**RECORD EXCERPTS**

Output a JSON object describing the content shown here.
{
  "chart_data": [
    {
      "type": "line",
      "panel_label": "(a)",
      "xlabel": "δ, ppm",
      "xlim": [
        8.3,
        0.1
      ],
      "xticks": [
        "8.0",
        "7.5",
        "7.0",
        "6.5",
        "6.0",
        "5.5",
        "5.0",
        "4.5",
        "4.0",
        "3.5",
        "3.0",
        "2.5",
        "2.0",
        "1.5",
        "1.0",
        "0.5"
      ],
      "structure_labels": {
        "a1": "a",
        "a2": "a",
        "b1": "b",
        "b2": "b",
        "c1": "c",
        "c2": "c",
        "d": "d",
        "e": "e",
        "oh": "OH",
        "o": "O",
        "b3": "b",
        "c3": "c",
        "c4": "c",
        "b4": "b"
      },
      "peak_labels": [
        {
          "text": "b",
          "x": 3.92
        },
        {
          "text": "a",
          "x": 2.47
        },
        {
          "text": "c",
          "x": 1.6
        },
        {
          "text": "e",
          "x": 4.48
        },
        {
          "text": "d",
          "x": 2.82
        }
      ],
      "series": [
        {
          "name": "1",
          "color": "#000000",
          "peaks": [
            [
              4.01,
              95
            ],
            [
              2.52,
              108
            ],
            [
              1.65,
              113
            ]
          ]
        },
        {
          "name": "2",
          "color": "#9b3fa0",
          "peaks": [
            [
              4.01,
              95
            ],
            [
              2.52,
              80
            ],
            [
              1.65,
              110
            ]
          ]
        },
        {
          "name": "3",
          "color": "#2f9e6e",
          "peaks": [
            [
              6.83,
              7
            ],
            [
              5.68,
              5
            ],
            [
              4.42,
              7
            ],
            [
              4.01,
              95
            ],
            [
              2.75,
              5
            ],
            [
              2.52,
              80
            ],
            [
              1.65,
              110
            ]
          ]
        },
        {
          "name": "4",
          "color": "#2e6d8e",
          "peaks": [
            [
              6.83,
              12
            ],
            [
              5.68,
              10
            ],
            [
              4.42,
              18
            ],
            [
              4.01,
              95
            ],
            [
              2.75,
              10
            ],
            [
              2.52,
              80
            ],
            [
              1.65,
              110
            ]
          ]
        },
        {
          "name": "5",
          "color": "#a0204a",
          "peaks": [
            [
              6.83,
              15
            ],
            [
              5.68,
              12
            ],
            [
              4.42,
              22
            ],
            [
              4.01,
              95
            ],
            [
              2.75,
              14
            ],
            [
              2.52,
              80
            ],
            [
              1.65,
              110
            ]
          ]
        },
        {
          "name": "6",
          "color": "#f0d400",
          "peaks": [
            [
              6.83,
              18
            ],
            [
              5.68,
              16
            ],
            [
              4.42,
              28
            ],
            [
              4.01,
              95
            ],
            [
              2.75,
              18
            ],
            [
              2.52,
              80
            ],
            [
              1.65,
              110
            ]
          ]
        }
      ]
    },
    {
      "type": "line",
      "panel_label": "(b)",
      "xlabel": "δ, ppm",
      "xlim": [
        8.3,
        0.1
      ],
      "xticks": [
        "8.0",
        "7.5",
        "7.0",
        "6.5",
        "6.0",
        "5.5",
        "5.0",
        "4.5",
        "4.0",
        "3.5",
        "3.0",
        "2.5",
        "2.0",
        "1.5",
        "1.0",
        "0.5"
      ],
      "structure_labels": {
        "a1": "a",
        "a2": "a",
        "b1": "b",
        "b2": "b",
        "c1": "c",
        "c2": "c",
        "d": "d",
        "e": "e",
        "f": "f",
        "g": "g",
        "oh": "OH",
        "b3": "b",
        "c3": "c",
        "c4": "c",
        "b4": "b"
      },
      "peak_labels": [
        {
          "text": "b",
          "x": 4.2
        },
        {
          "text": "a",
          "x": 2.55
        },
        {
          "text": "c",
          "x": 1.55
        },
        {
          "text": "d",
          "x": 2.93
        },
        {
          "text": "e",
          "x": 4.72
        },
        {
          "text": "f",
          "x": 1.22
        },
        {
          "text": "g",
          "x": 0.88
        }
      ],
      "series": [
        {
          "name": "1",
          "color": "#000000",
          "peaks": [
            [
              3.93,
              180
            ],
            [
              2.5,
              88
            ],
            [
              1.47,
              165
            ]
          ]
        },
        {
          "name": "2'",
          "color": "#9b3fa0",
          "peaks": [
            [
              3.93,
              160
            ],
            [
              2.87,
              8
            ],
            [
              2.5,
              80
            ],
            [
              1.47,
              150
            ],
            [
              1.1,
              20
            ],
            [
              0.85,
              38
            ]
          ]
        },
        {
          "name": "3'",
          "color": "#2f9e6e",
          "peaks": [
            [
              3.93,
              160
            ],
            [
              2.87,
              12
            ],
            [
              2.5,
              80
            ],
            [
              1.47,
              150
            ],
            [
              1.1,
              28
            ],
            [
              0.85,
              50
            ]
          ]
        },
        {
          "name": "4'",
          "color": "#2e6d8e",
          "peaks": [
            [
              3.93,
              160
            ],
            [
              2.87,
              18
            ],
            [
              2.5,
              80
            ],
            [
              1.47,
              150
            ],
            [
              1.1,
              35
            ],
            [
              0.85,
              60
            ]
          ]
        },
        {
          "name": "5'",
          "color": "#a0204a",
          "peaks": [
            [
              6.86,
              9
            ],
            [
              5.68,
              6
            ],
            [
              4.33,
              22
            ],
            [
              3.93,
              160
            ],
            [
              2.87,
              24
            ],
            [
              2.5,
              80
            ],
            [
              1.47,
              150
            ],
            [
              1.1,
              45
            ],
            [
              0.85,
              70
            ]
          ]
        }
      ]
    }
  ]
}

**YOUR GOAL**
State how many lines of the listing include "name", and nothing more.

**RESULT FOR THIS TASK**
11